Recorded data
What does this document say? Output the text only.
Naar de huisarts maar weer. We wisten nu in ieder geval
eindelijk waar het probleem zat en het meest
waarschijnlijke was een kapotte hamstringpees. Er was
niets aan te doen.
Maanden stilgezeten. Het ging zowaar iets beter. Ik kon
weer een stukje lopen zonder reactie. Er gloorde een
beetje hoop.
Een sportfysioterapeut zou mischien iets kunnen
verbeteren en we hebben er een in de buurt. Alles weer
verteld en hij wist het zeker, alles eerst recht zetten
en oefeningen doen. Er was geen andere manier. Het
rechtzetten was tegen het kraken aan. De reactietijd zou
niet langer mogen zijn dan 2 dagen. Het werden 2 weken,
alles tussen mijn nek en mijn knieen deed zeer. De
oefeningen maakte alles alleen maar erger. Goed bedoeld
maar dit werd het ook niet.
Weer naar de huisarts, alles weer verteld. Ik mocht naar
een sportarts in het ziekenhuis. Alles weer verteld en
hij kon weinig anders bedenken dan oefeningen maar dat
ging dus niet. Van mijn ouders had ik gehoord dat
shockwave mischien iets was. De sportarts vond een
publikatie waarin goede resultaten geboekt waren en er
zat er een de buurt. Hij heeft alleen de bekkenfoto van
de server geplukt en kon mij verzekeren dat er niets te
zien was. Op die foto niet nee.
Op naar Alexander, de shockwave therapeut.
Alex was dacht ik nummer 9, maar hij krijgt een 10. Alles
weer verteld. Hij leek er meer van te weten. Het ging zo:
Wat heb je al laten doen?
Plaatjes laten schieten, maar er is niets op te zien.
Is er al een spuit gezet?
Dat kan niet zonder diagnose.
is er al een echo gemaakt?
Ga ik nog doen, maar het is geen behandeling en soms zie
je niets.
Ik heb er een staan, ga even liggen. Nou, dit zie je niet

◆ What to produce
Where a line holds the string "oefeningen", copy that line.

◆ Answer to the exercise
en oefeningen doen. Er was geen andere manier. Het
oefeningen maakte alles alleen maar erger. Goed bedoeld
hij kon weinig anders bedenken dan oefeningen maar dat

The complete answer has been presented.